Prompt —
Write out each line from the data below that includes the word "cause".

— START OF Material for this task —

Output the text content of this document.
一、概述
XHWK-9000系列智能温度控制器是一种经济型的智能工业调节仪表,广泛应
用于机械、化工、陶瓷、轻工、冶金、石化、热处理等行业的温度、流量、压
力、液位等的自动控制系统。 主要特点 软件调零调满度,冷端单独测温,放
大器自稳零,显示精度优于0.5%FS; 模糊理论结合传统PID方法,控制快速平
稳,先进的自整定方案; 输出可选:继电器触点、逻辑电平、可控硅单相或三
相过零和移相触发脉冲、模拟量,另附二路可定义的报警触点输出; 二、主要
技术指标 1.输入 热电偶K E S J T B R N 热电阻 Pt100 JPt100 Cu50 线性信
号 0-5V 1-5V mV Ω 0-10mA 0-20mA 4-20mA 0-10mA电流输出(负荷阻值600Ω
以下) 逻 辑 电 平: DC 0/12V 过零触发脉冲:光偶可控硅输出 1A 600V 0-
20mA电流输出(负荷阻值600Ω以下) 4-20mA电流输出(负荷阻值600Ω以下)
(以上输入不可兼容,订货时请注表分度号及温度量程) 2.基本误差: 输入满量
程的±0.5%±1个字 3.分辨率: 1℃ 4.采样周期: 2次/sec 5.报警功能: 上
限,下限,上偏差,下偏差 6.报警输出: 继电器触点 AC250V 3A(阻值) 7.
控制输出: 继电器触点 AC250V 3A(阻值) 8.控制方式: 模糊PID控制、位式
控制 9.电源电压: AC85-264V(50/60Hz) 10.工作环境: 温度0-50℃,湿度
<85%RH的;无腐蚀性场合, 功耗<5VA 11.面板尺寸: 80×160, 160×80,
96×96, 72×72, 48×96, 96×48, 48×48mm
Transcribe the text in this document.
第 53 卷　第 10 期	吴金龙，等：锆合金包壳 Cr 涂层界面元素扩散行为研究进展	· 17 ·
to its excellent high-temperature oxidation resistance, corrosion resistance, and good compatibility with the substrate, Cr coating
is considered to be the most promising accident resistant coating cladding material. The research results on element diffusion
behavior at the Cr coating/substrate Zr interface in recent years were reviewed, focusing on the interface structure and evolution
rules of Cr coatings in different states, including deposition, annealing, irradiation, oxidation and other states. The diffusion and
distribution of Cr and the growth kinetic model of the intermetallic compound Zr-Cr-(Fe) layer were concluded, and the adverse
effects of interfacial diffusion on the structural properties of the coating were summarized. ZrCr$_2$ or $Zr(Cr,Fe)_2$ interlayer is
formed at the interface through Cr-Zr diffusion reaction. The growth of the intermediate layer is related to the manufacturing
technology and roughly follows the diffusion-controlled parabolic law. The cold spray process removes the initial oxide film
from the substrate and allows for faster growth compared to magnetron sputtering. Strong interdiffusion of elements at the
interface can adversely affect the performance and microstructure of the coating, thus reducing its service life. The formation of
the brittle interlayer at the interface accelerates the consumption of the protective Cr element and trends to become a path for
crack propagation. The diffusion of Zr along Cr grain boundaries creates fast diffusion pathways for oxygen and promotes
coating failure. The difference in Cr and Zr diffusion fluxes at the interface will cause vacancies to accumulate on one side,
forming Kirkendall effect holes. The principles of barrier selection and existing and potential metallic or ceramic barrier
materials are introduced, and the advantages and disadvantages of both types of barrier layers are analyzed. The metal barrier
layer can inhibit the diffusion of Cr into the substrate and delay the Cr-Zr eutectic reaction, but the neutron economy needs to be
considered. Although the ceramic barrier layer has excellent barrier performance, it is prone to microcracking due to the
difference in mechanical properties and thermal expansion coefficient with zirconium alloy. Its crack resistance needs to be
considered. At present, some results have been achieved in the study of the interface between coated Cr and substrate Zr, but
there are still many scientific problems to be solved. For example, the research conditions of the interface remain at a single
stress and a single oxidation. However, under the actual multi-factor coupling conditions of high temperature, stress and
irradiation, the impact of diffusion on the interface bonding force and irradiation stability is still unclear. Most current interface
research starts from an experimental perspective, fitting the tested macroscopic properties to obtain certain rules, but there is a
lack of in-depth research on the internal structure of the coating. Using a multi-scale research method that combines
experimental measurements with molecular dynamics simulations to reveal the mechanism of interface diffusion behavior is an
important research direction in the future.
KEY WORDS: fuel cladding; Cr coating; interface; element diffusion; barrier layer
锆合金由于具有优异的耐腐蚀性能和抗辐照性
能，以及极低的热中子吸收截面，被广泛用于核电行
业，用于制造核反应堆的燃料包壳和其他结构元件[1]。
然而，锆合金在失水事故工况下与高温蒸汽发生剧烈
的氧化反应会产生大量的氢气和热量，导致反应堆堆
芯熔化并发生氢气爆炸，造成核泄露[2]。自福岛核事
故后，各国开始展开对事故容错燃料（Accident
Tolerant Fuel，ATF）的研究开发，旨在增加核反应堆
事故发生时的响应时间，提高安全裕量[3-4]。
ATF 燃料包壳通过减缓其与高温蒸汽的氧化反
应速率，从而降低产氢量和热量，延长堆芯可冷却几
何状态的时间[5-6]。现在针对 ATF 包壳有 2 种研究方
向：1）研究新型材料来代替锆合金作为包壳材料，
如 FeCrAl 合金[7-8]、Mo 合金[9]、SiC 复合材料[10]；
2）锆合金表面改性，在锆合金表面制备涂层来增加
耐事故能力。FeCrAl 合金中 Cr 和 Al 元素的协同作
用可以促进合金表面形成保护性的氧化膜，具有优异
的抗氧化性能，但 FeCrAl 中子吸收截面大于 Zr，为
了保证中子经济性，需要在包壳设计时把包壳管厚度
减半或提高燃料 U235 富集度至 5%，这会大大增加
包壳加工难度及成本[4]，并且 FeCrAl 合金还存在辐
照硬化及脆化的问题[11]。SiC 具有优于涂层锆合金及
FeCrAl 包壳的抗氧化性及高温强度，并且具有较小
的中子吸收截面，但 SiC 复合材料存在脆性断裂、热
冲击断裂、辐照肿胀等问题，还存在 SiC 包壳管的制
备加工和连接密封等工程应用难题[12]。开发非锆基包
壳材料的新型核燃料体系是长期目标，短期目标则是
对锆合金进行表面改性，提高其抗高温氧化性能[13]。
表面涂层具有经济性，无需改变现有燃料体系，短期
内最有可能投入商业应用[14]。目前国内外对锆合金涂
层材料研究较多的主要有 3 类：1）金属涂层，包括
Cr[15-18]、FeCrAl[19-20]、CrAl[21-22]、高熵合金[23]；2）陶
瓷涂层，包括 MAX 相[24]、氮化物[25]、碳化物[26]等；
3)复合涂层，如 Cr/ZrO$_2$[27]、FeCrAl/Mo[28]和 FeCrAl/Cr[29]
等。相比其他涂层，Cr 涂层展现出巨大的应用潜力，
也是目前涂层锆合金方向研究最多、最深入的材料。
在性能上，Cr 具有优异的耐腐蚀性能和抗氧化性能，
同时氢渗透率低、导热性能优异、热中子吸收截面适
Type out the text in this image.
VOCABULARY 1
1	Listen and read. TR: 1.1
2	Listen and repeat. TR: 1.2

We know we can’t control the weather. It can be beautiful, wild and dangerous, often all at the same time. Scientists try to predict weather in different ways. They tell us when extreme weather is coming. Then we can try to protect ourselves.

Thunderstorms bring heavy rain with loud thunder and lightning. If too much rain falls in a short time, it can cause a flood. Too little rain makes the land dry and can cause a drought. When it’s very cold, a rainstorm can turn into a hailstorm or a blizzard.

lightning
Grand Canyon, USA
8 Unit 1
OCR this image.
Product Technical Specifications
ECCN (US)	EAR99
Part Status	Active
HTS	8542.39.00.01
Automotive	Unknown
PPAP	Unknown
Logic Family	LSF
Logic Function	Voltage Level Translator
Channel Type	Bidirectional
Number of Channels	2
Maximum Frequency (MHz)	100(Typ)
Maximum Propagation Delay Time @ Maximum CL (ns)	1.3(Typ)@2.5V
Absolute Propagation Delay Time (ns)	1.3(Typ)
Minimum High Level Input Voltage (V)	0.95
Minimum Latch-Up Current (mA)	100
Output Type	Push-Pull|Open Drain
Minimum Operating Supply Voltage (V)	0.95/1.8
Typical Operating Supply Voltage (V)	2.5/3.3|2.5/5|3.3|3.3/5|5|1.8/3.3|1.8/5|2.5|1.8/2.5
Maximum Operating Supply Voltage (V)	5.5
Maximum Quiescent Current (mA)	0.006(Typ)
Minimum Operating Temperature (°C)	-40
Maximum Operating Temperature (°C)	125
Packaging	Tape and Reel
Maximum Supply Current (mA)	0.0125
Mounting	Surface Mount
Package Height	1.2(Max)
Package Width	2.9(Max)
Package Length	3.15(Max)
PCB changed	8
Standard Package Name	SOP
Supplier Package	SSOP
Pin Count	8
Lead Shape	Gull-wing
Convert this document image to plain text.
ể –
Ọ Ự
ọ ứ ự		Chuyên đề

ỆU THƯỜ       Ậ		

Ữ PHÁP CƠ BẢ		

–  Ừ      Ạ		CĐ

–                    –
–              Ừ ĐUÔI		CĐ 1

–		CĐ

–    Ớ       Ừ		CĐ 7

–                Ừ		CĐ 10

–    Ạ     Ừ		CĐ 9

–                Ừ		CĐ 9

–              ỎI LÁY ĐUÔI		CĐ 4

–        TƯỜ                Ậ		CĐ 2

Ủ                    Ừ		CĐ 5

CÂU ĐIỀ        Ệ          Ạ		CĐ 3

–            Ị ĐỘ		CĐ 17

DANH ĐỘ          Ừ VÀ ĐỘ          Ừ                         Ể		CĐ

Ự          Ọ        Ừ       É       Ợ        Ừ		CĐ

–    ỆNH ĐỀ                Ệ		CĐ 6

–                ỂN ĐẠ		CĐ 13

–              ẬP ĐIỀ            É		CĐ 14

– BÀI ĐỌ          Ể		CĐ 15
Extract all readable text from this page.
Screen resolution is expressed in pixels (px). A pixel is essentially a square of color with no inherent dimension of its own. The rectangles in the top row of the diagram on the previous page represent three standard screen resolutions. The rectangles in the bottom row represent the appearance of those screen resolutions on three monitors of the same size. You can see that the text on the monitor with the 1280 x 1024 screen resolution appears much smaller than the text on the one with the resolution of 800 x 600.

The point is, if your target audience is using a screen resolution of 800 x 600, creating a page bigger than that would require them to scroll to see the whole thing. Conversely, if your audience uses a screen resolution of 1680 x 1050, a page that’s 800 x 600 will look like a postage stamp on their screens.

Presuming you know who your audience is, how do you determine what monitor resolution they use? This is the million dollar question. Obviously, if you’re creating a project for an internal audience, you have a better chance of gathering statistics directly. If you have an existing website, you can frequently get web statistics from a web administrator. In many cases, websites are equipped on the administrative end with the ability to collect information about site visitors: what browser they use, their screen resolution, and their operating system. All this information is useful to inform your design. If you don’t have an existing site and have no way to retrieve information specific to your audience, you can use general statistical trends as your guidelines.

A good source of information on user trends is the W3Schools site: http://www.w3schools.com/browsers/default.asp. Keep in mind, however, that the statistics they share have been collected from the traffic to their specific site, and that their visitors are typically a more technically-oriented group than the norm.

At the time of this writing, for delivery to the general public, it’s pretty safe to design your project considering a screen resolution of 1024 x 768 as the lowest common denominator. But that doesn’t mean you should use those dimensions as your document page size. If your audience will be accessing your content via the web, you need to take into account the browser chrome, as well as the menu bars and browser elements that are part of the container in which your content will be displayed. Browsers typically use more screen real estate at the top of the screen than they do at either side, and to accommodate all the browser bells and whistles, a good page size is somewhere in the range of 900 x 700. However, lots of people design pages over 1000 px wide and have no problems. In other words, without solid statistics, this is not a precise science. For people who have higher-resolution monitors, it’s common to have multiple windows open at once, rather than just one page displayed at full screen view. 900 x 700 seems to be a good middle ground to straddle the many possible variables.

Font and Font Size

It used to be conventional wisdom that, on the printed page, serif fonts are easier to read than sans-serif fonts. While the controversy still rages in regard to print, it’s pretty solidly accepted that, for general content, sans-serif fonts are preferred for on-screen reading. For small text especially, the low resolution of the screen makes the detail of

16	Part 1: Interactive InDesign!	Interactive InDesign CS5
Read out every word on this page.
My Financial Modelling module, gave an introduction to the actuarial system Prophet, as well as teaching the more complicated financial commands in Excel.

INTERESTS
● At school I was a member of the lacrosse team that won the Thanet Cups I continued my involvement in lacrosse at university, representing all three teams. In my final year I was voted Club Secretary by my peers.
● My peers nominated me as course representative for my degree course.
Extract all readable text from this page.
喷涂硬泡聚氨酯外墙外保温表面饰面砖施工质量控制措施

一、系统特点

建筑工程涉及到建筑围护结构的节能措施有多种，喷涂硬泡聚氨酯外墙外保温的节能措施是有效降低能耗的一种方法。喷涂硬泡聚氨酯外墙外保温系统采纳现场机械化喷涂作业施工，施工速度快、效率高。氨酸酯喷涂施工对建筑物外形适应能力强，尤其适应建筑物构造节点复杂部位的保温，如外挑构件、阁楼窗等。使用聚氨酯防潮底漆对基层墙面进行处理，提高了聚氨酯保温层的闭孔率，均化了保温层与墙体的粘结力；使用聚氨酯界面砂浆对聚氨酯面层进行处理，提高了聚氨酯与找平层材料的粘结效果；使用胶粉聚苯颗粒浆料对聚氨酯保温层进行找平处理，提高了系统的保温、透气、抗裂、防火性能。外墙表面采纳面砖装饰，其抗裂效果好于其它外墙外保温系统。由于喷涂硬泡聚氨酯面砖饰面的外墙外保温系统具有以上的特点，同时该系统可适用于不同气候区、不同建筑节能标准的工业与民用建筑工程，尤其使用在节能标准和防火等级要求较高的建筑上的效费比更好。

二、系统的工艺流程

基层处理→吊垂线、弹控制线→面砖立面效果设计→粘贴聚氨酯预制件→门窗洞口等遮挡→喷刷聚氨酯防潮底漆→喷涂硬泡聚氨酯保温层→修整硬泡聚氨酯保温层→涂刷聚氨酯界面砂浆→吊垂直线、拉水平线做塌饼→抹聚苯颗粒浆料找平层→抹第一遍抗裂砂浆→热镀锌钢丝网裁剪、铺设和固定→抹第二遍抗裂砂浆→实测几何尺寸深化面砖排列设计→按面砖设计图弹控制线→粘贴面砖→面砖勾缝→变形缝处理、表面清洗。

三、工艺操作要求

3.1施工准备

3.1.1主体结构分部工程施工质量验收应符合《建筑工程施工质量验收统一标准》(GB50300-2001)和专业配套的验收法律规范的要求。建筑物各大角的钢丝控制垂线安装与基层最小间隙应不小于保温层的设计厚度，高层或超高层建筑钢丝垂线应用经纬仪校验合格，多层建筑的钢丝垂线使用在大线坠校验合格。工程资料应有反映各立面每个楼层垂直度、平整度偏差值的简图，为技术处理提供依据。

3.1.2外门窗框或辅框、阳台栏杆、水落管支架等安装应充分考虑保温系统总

— END OF Material for this task —

Reply to the exercise —
coating failure. The difference in Cr and Zr diffusion fluxes at the interface will cause vacancies to accumulate on one side,
Thunderstorms bring heavy rain with loud thunder and lightning. If too much rain falls in a short time, it can cause a flood. Too little rain makes the land dry and can cause a drought. When it’s very cold, a rainstorm can turn into a hailstorm or a blizzard.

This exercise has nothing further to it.